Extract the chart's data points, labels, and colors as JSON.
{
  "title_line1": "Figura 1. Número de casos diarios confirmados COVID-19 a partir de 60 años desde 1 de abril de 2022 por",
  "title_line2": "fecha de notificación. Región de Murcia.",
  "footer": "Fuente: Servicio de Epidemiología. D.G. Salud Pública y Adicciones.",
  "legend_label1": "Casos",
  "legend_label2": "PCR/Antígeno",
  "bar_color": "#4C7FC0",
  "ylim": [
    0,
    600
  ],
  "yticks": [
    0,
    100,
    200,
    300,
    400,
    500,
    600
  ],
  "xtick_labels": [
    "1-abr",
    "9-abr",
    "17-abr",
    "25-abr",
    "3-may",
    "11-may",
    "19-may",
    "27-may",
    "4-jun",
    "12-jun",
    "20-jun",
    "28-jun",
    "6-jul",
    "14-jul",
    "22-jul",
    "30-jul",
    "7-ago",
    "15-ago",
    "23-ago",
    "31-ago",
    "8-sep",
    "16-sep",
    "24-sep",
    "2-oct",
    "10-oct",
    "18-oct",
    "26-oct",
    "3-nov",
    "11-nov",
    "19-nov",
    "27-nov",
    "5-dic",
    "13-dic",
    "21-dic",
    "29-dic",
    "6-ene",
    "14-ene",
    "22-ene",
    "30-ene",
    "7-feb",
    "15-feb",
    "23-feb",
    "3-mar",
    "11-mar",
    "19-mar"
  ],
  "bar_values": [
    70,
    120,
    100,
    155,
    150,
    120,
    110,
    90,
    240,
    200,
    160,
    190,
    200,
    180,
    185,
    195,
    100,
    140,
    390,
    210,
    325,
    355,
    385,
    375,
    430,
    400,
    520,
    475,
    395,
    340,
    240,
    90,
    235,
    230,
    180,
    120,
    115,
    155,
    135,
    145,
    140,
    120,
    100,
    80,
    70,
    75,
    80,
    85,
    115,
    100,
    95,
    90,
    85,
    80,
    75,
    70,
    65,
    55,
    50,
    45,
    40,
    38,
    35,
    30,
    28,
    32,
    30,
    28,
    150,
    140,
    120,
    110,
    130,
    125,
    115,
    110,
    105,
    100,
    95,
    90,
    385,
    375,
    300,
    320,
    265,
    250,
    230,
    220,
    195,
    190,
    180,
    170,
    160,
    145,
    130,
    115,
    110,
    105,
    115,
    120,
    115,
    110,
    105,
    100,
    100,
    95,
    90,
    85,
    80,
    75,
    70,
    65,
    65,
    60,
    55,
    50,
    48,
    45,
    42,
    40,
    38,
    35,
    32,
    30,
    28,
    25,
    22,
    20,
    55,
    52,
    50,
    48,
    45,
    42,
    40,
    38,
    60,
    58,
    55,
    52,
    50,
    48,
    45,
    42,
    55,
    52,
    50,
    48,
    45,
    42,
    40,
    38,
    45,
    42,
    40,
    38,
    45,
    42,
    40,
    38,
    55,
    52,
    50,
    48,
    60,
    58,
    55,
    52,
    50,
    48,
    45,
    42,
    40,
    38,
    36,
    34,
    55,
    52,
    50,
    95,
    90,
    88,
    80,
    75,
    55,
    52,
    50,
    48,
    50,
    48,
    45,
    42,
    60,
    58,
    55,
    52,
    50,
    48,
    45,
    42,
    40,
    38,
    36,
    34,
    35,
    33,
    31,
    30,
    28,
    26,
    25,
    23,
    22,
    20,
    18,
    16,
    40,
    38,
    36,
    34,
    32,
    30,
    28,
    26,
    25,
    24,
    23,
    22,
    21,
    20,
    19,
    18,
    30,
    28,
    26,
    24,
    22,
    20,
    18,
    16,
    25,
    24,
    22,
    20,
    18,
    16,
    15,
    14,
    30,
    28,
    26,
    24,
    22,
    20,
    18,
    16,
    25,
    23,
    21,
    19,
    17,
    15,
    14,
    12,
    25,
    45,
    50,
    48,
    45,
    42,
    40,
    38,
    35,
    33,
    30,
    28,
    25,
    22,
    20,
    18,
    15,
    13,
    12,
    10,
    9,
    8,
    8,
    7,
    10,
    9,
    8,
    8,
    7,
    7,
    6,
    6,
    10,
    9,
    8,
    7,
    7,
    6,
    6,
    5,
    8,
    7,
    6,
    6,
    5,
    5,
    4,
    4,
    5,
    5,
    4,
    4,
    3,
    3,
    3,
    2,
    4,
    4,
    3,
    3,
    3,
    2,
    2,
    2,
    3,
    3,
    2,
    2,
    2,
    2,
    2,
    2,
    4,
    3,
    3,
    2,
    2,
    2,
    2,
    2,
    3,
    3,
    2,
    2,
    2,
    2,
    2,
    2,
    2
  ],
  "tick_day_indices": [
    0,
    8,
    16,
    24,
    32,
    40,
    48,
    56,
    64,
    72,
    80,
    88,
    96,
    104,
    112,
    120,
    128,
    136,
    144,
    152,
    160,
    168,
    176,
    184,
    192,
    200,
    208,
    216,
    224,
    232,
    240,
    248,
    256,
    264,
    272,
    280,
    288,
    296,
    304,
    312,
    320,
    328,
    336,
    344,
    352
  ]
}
______
Exercise description:
Word for word, restate all of the data shown above.

Answer:
Extract the chart's data points, labels, and colors as JSON.
{
  "title_line1": "Figura 1. Número de casos diarios confirmados COVID-19 a partir de 60 años desde 1 de abril de 2022 por",
  "title_line2": "fecha de notificación. Región de Murcia.",
  "footer": "Fuente: Servicio de Epidemiología. D.G. Salud Pública y Adicciones.",
  "legend_label1": "Casos",
  "legend_label2": "PCR/Antígeno",
  "bar_color": "#4C7FC0",
  "ylim": [
    0,
    600
  ],
  "yticks": [
    0,
    100,
    200,
    300,
    400,
    500,
    600
  ],
  "xtick_labels": [
    "1-abr",
    "9-abr",
    "17-abr",
    "25-abr",
    "3-may",
    "11-may",
    "19-may",
    "27-may",
    "4-jun",
    "12-jun",
    "20-jun",
    "28-jun",
    "6-jul",
    "14-jul",
    "22-jul",
    "30-jul",
    "7-ago",
    "15-ago",
    "23-ago",
    "31-ago",
    "8-sep",
    "16-sep",
    "24-sep",
    "2-oct",
    "10-oct",
    "18-oct",
    "26-oct",
    "3-nov",
    "11-nov",
    "19-nov",
    "27-nov",
    "5-dic",
    "13-dic",
    "21-dic",
    "29-dic",
    "6-ene",
    "14-ene",
    "22-ene",
    "30-ene",
    "7-feb",
    "15-feb",
    "23-feb",
    "3-mar",
    "11-mar",
    "19-mar"
  ],
  "bar_values": [
    70,
    120,
    100,
    155,
    150,
    120,
    110,
    90,
    240,
    200,
    160,
    190,
    200,
    180,
    185,
    195,
    100,
    140,
    390,
    210,
    325,
    355,
    385,
    375,
    430,
    400,
    520,
    475,
    395,
    340,
    240,
    90,
    235,
    230,
    180,
    120,
    115,
    155,
    135,
    145,
    140,
    120,
    100,
    80,
    70,
    75,
    80,
    85,
    115,
    100,
    95,
    90,
    85,
    80,
    75,
    70,
    65,
    55,
    50,
    45,
    40,
    38,
    35,
    30,
    28,
    32,
    30,
    28,
    150,
    140,
    120,
    110,
    130,
    125,
    115,
    110,
    105,
    100,
    95,
    90,
    385,
    375,
    300,
    320,
    265,
    250,
    230,
    220,
    195,
    190,
    180,
    170,
    160,
    145,
    130,
    115,
    110,
    105,
    115,
    120,
    115,
    110,
    105,
    100,
    100,
    95,
    90,
    85,
    80,
    75,
    70,
    65,
    65,
    60,
    55,
    50,
    48,
    45,
    42,
    40,
    38,
    35,
    32,
    30,
    28,
    25,
    22,
    20,
    55,
    52,
    50,
    48,
    45,
    42,
    40,
    38,
    60,
    58,
    55,
    52,
    50,
    48,
    45,
    42,
    55,
    52,
    50,
    48,
    45,
    42,
    40,
    38,
    45,
    42,
    40,
    38,
    45,
    42,
    40,
    38,
    55,
    52,
    50,
    48,
    60,
    58,
    55,
    52,
    50,
    48,
    45,
    42,
    40,
    38,
    36,
    34,
    55,
    52,
    50,
    95,
    90,
    88,
    80,
    75,
    55,
    52,
    50,
    48,
    50,
    48,
    45,
    42,
    60,
    58,
    55,
    52,
    50,
    48,
    45,
    42,
    40,
    38,
    36,
    34,
    35,
    33,
    31,
    30,
    28,
    26,
    25,
    23,
    22,
    20,
    18,
    16,
    40,
    38,
    36,
    34,
    32,
    30,
    28,
    26,
    25,
    24,
    23,
    22,
    21,
    20,
    19,
    18,
    30,
    28,
    26,
    24,
    22,
    20,
    18,
    16,
    25,
    24,
    22,
    20,
    18,
    16,
    15,
    14,
    30,
    28,
    26,
    24,
    22,
    20,
    18,
    16,
    25,
    23,
    21,
    19,
    17,
    15,
    14,
    12,
    25,
    45,
    50,
    48,
    45,
    42,
    40,
    38,
    35,
    33,
    30,
    28,
    25,
    22,
    20,
    18,
    15,
    13,
    12,
    10,
    9,
    8,
    8,
    7,
    10,
    9,
    8,
    8,
    7,
    7,
    6,
    6,
    10,
    9,
    8,
    7,
    7,
    6,
    6,
    5,
    8,
    7,
    6,
    6,
    5,
    5,
    4,
    4,
    5,
    5,
    4,
    4,
    3,
    3,
    3,
    2,
    4,
    4,
    3,
    3,
    3,
    2,
    2,
    2,
    3,
    3,
    2,
    2,
    2,
    2,
    2,
    2,
    4,
    3,
    3,
    2,
    2,
    2,
    2,
    2,
    3,
    3,
    2,
    2,
    2,
    2,
    2,
    2,
    2
  ],
  "tick_day_indices": [
    0,
    8,
    16,
    24,
    32,
    40,
    48,
    56,
    64,
    72,
    80,
    88,
    96,
    104,
    112,
    120,
    128,
    136,
    144,
    152,
    160,
    168,
    176,
    184,
    192,
    200,
    208,
    216,
    224,
    232,
    240,
    248,
    256,
    264,
    272,
    280,
    288,
    296,
    304,
    312,
    320,
    328,
    336,
    344,
    352
  ]
}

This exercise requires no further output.